== EXERCISE DETAILS ==
Return the lines below that carry the word "quam".

* START DATA *

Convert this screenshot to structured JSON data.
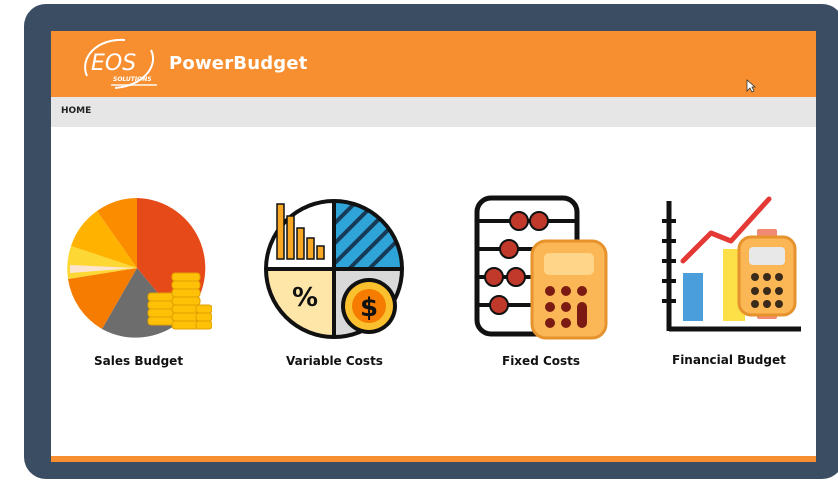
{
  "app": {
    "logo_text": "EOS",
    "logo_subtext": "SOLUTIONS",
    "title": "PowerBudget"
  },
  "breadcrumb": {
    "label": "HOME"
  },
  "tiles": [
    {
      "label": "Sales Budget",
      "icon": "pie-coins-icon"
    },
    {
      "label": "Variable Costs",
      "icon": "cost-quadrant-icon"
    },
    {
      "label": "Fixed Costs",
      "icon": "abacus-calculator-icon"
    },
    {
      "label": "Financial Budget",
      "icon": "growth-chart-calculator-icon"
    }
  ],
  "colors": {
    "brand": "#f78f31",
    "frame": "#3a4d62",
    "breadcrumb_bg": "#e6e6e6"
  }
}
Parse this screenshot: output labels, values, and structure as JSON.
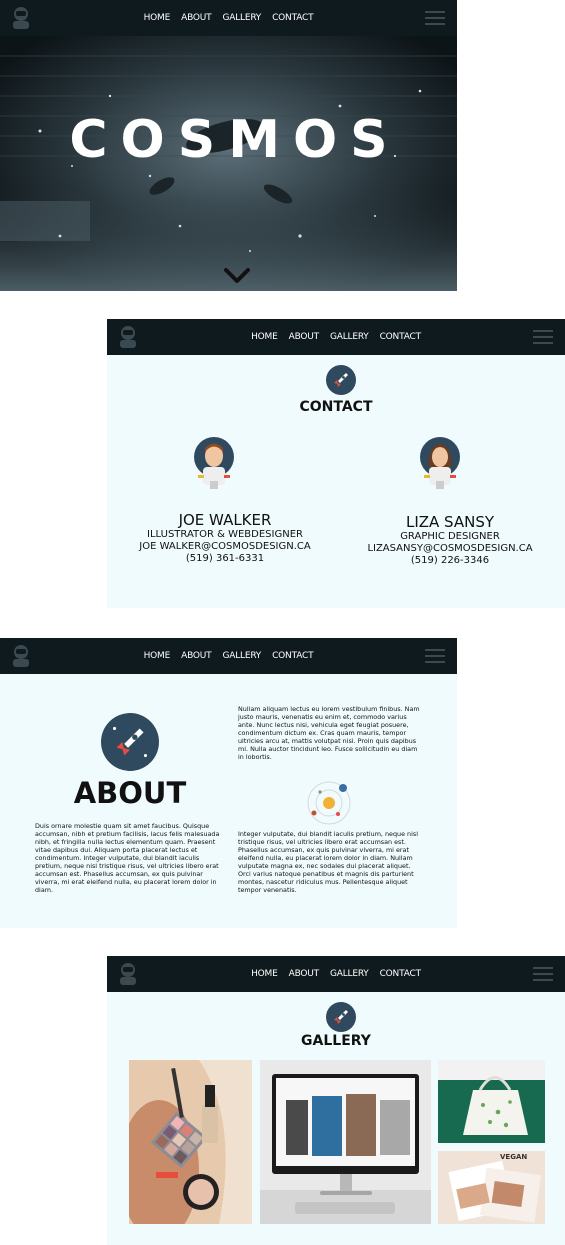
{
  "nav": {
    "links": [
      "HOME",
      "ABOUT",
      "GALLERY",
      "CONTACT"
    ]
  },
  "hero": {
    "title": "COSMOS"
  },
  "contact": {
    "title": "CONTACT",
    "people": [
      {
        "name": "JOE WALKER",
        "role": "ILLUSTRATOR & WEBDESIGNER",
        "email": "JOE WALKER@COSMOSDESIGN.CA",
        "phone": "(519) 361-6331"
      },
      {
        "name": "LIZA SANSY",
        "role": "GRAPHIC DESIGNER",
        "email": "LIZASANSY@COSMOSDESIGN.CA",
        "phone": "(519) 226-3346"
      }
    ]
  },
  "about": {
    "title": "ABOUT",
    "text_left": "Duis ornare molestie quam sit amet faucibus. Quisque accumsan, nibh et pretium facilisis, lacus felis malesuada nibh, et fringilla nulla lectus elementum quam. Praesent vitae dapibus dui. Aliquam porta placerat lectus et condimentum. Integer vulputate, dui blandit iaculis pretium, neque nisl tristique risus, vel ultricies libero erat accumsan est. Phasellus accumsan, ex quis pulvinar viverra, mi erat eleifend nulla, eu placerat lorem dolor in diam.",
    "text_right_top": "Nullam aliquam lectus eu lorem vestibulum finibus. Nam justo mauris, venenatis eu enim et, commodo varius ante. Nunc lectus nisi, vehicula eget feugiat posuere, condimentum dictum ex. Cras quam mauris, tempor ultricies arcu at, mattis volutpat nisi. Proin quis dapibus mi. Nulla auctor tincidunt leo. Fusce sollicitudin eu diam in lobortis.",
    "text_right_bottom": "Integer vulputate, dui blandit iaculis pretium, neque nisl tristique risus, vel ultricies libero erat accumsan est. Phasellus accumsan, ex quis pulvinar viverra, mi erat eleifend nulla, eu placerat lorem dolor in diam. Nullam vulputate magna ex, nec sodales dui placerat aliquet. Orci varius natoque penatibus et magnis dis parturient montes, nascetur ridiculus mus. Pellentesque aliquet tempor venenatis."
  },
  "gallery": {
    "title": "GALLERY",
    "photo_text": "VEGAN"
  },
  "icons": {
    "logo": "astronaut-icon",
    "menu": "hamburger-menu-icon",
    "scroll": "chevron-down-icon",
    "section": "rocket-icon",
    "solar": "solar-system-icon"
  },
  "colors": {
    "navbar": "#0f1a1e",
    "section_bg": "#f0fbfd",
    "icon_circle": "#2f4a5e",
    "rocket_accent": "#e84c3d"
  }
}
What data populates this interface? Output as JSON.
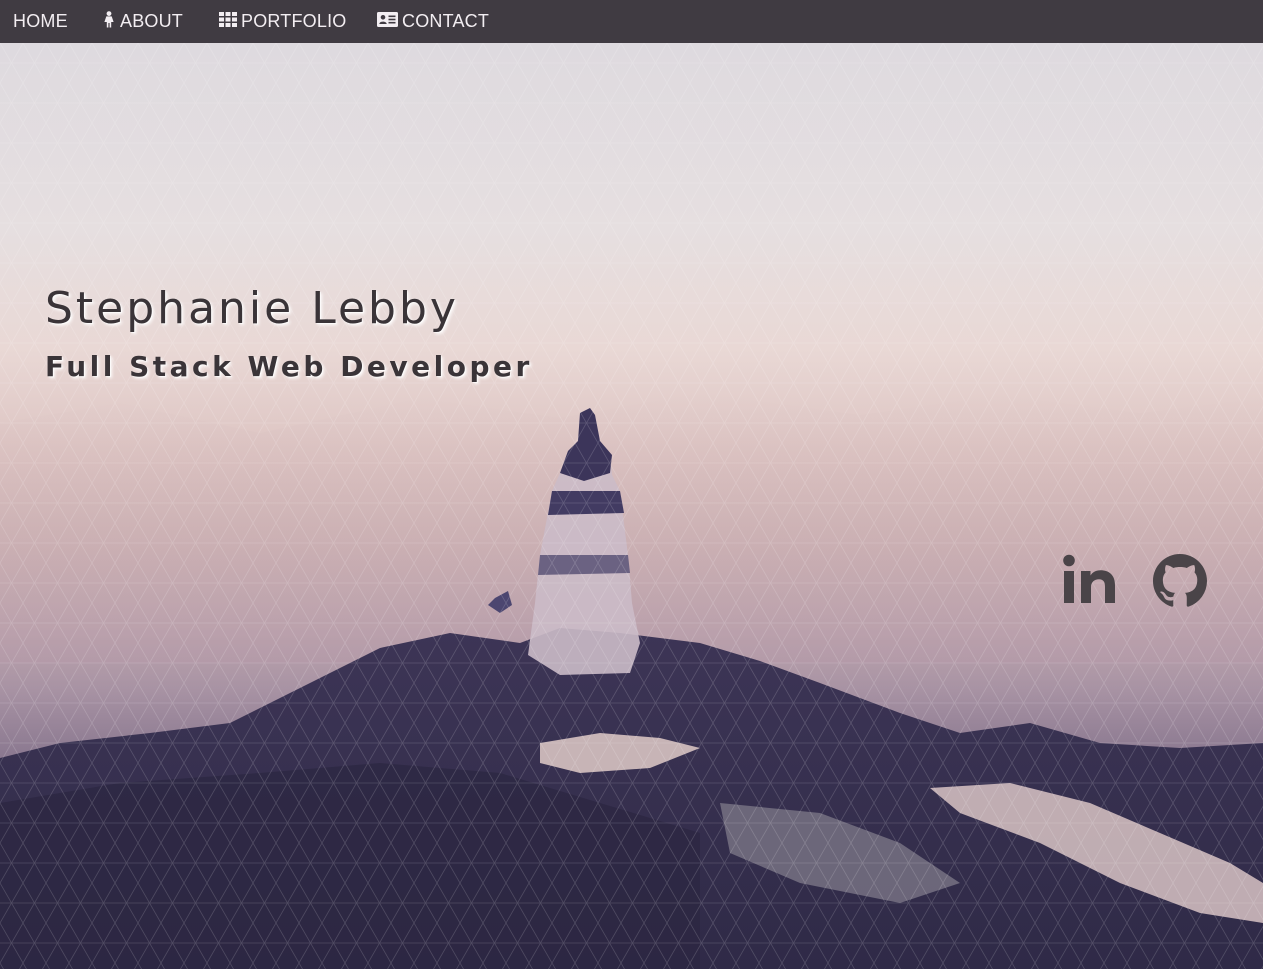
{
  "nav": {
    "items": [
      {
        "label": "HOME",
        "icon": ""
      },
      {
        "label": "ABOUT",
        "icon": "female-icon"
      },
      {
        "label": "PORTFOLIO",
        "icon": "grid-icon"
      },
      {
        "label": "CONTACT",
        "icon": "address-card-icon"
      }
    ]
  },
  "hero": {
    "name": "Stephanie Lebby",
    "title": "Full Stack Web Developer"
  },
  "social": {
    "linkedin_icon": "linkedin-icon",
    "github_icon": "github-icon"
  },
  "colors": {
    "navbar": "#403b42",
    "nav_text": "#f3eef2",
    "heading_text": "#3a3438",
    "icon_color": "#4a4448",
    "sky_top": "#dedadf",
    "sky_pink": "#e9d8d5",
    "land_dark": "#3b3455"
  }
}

* END DATA *
* START DATA *

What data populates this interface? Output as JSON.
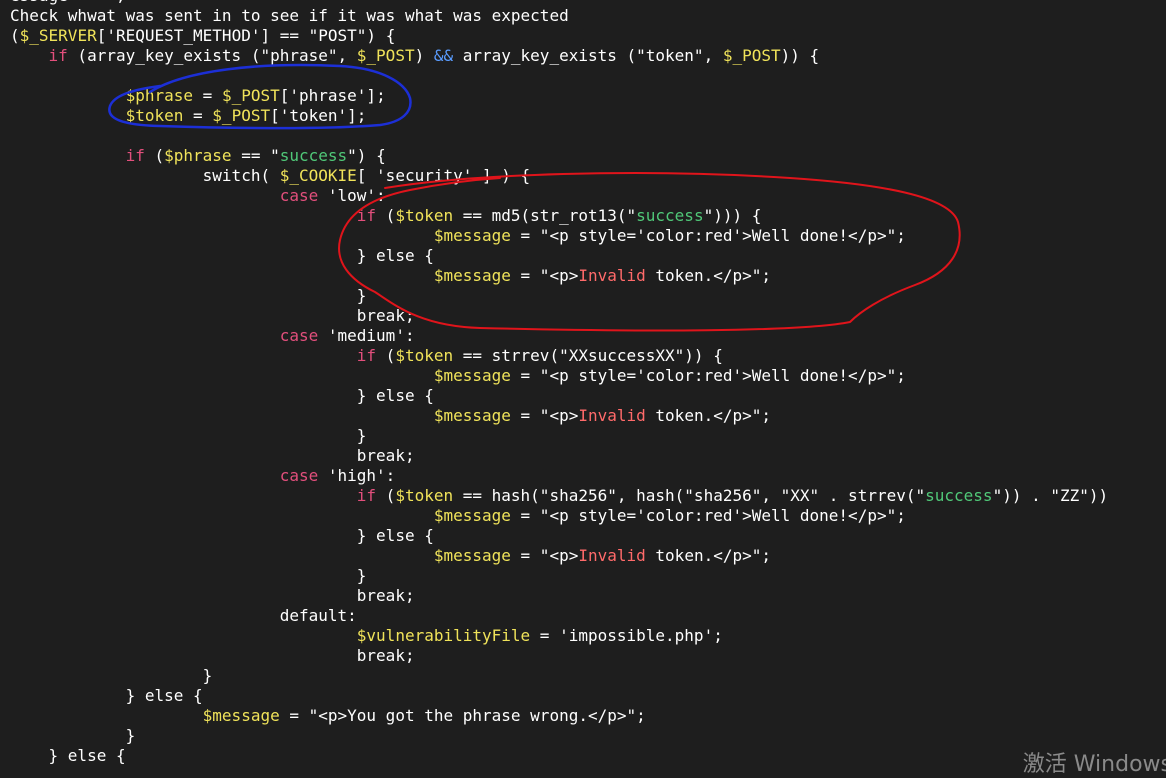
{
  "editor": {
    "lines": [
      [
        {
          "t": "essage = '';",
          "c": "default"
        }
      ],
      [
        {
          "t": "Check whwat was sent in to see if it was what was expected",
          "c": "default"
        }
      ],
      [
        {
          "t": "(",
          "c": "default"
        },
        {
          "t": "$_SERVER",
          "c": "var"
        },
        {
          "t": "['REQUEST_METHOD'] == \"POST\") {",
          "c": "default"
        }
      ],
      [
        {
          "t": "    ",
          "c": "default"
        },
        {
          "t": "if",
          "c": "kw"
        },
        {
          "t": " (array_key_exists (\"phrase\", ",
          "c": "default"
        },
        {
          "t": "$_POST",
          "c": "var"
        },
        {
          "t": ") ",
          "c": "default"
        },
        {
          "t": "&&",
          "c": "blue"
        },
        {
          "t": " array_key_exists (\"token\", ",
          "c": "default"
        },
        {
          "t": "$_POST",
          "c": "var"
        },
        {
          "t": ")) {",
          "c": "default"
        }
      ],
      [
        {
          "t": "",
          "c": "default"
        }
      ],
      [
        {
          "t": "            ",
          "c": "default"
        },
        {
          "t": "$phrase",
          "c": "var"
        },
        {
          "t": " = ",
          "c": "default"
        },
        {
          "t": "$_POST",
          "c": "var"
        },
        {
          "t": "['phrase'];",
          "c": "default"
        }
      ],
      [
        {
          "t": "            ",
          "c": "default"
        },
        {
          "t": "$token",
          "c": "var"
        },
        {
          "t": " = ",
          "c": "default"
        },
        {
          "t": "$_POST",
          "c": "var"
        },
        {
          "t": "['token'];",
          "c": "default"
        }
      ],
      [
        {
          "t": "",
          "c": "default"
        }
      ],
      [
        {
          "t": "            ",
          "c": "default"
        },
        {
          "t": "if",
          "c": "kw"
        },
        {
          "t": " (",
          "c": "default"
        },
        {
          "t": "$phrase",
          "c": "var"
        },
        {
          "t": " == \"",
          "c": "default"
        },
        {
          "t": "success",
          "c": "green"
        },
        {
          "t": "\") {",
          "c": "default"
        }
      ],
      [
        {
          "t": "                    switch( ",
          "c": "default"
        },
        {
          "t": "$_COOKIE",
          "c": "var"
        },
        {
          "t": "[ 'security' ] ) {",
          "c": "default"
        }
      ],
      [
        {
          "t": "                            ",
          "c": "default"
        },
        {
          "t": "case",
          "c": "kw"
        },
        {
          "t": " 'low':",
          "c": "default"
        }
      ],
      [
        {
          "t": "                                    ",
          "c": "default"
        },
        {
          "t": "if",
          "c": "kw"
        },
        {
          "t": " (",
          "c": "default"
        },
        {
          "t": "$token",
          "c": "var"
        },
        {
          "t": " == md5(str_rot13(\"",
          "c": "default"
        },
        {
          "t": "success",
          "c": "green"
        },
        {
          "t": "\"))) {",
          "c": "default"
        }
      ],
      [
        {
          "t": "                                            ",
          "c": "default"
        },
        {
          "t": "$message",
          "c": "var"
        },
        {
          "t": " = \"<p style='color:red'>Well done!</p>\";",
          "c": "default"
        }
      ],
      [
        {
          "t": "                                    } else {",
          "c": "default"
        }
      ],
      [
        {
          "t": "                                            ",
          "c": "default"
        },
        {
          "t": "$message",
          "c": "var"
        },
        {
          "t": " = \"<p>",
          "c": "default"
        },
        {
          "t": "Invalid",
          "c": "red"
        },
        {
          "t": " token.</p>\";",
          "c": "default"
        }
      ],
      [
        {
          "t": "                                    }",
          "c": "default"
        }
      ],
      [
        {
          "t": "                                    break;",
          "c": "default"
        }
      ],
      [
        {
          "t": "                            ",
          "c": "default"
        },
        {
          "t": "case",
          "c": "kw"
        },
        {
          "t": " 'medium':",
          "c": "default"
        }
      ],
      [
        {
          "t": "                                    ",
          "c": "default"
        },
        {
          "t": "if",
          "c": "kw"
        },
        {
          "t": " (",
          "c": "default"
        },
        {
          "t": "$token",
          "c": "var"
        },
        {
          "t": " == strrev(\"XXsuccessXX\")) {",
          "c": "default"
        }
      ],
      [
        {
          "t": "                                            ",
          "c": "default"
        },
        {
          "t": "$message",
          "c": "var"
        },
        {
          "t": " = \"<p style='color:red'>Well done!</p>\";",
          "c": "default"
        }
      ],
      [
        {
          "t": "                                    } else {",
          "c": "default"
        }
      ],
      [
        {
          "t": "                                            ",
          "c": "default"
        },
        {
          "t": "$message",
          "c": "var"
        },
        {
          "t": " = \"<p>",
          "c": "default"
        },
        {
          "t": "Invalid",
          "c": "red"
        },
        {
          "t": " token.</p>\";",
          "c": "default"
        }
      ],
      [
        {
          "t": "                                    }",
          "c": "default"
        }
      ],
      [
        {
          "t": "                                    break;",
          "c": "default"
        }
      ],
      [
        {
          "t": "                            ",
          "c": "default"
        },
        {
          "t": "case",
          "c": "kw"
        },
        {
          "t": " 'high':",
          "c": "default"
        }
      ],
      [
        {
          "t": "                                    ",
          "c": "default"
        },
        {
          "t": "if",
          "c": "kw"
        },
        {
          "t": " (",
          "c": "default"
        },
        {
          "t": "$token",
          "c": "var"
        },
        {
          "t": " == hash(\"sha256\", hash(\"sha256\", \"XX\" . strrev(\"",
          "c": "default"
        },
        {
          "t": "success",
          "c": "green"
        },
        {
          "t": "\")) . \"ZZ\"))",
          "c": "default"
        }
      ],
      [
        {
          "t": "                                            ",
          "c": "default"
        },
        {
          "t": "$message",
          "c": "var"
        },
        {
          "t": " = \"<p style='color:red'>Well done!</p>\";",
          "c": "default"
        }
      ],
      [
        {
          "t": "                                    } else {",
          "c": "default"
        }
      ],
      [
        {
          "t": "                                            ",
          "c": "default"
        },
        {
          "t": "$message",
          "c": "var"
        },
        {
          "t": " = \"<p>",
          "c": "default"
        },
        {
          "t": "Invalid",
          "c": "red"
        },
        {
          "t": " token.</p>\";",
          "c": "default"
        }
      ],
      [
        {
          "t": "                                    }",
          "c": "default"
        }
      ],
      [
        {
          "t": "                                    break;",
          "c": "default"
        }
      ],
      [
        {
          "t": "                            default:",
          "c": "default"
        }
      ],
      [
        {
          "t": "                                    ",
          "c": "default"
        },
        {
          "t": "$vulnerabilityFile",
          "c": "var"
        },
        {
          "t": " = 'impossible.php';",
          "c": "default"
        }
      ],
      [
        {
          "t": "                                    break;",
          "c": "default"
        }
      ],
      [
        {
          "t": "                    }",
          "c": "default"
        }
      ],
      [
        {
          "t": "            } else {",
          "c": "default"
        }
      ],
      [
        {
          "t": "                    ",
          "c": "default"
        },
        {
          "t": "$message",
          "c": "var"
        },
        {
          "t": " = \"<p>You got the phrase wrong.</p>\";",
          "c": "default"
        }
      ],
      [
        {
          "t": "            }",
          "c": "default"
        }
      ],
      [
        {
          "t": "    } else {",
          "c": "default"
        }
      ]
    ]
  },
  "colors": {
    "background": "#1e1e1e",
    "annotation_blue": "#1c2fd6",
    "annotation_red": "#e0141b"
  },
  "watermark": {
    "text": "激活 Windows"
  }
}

* END DATA *
* START DATA *

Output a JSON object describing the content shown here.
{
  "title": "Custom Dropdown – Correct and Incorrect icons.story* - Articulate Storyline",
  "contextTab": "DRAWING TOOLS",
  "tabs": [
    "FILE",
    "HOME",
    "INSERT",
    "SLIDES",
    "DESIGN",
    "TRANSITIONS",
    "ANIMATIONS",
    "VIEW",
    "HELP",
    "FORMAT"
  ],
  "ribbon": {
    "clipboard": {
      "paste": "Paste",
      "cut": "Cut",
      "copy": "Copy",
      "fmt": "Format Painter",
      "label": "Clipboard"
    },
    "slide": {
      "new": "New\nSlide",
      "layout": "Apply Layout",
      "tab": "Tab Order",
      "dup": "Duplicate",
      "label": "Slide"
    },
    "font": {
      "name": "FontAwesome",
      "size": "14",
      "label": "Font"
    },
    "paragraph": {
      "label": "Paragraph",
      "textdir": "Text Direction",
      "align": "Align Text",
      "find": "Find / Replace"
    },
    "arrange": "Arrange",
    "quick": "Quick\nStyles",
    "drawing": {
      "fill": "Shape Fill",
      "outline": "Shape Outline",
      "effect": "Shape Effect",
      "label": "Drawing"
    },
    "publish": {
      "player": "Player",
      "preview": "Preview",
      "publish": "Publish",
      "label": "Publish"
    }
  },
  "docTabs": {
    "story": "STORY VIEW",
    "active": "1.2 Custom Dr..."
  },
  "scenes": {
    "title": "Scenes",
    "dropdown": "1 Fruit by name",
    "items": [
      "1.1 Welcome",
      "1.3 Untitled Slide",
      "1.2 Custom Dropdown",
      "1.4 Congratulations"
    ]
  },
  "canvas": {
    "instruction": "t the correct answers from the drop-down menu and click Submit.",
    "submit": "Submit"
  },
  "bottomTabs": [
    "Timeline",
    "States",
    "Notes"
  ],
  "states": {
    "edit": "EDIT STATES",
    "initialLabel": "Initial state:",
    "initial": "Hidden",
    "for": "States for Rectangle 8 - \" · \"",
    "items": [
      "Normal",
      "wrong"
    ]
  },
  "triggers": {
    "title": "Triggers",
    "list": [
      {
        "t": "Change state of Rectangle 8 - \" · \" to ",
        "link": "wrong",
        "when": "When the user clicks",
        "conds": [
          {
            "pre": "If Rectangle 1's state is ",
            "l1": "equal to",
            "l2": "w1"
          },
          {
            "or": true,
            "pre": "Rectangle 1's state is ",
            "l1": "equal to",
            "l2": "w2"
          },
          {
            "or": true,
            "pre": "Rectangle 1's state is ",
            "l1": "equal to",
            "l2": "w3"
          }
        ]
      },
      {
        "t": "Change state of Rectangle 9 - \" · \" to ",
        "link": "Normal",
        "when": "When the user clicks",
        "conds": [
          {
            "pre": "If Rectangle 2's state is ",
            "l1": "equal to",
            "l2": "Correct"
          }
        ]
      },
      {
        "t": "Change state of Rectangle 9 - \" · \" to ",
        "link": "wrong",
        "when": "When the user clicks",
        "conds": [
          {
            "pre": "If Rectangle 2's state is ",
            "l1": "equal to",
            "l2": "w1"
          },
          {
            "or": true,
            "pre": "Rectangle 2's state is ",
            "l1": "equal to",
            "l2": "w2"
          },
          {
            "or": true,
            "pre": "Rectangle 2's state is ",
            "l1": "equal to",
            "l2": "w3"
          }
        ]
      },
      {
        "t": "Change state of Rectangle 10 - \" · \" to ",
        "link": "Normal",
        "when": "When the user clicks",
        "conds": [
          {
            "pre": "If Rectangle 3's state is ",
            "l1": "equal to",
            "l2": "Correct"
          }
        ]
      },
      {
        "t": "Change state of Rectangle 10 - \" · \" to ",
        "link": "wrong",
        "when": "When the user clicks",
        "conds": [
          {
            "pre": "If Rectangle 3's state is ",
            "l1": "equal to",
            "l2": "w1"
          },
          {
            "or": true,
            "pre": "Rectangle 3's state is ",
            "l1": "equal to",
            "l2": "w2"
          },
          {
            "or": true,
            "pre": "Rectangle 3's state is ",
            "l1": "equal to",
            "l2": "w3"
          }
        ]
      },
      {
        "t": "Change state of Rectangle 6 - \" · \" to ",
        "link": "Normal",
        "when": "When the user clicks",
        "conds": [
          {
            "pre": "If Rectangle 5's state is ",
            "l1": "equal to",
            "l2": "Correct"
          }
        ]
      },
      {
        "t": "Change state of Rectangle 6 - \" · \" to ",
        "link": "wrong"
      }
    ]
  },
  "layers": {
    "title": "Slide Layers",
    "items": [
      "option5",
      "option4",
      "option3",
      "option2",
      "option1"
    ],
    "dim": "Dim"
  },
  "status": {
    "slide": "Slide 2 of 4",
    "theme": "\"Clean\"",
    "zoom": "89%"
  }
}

* END DATA *

== RESPONSE ==
    "text_left": "Duis ornare molestie quam sit amet faucibus. Quisque accumsan, nibh et pretium facilisis, lacus felis malesuada nibh, et fringilla nulla lectus elementum quam. Praesent vitae dapibus dui. Aliquam porta placerat lectus et condimentum. Integer vulputate, dui blandit iaculis pretium, neque nisl tristique risus, vel ultricies libero erat accumsan est. Phasellus accumsan, ex quis pulvinar viverra, mi erat eleifend nulla, eu placerat lorem dolor in diam.",
    "text_right_top": "Nullam aliquam lectus eu lorem vestibulum finibus. Nam justo mauris, venenatis eu enim et, commodo varius ante. Nunc lectus nisi, vehicula eget feugiat posuere, condimentum dictum ex. Cras quam mauris, tempor ultricies arcu at, mattis volutpat nisi. Proin quis dapibus mi. Nulla auctor tincidunt leo. Fusce sollicitudin eu diam in lobortis.",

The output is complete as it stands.